--- start RECORDS FOR THIS TASK ---
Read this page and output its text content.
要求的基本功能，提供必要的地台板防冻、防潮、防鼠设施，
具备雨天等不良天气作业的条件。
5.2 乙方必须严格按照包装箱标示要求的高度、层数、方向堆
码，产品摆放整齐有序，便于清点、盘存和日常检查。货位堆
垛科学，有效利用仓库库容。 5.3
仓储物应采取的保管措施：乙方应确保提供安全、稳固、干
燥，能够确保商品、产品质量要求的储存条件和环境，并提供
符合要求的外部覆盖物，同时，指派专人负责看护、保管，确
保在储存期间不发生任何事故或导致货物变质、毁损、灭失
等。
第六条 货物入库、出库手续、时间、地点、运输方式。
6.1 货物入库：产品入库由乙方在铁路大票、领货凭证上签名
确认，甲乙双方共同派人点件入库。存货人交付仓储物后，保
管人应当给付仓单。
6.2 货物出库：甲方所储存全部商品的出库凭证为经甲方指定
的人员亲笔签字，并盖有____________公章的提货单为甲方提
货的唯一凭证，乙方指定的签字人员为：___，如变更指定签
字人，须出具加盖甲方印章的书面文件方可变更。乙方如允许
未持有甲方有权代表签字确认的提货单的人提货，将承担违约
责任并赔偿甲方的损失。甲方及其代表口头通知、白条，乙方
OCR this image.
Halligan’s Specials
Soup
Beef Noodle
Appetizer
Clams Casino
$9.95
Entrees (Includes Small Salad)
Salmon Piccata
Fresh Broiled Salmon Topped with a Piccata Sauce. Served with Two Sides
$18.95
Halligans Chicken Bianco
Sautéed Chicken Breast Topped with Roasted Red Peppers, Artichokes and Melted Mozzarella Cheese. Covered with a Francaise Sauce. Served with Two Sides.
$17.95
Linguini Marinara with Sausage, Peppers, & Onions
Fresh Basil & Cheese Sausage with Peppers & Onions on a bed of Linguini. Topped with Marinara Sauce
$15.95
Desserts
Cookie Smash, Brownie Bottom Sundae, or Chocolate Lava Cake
--- end RECORDS FOR THIS TASK ---
■ WRITTEN EXERCISE ■
Search the records above for the string "Fresh". Copy every line that contains it.

■ RESULT OF THE TASK ■
Fresh Broiled Salmon Topped with a Piccata Sauce. Served with Two Sides
Fresh Basil & Cheese Sausage with Peppers & Onions on a bed of Linguini. Topped with Marinara Sauce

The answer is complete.